__Problem statement__: Collect each line of the records containing the string "wished".

━━━━━ Records to use

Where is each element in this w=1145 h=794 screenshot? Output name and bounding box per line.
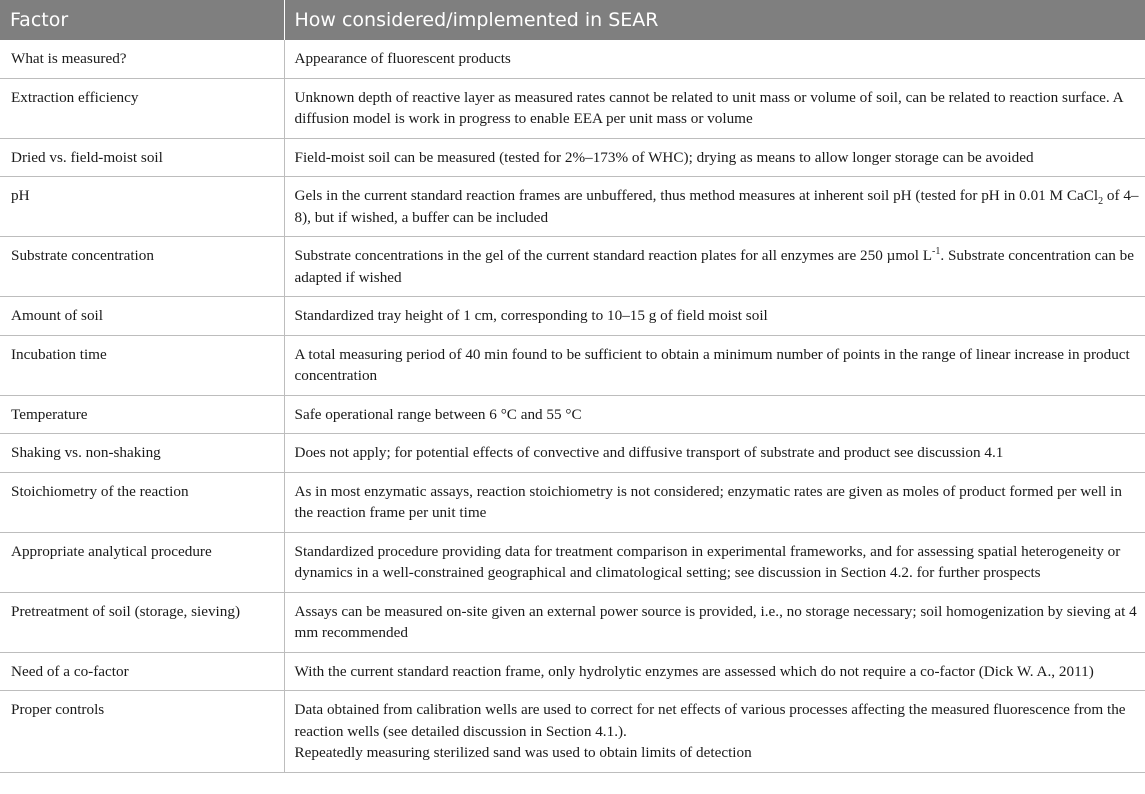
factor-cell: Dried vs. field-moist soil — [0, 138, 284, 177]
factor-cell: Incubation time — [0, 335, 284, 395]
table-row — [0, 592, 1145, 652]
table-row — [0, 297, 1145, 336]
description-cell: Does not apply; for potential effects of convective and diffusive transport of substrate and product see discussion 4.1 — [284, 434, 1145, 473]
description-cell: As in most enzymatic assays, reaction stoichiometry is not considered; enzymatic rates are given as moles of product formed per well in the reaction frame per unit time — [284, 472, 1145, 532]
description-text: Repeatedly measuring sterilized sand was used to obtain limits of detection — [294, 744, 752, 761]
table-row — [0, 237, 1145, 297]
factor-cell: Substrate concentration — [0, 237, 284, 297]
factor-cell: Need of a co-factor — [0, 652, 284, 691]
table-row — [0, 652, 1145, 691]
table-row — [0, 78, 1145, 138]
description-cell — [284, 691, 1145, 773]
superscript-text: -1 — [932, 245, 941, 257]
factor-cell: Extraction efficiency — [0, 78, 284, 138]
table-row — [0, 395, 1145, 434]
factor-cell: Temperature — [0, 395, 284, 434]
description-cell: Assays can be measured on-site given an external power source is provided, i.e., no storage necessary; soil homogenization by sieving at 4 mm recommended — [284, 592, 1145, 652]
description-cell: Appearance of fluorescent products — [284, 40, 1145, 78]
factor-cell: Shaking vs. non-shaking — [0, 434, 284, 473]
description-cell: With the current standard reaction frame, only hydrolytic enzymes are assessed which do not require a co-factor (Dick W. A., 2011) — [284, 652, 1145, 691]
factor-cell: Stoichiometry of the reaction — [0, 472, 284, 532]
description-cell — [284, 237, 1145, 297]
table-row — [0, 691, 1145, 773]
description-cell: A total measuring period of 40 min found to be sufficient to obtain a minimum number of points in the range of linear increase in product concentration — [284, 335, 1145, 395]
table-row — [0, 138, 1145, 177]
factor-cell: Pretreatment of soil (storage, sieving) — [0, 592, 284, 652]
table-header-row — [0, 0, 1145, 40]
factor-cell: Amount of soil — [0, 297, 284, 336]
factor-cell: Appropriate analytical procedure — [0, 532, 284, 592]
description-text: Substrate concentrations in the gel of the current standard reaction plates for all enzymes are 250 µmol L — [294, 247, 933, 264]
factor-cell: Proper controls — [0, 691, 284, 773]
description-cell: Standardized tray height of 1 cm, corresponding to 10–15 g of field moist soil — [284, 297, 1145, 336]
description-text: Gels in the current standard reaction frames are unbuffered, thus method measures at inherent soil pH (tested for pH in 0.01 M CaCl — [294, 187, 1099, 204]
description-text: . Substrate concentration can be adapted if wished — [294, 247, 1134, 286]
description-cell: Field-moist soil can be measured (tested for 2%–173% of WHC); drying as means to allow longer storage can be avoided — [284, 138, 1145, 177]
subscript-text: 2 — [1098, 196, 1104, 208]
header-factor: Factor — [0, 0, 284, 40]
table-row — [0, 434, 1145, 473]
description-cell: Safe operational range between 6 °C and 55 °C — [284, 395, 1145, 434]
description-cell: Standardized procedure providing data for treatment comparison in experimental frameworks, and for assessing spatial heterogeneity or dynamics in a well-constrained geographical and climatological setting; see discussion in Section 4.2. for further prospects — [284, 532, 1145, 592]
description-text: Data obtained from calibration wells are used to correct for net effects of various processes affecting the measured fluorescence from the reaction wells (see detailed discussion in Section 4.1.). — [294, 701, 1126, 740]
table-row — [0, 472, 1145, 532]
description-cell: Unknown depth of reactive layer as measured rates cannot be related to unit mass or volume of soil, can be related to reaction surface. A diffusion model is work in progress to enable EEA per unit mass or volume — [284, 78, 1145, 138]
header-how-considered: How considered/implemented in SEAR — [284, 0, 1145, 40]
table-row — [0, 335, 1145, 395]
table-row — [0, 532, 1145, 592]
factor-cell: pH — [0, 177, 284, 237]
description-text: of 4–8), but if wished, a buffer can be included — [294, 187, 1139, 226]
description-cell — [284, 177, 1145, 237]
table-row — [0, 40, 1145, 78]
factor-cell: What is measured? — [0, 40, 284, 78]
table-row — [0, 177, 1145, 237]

━━━━━━━━━━

__Written solution__:
description-text: . Substrate concentration can be adapted if wished — [294, 247, 1134, 286]
description-text: of 4–8), but if wished, a buffer can be included — [294, 187, 1139, 226]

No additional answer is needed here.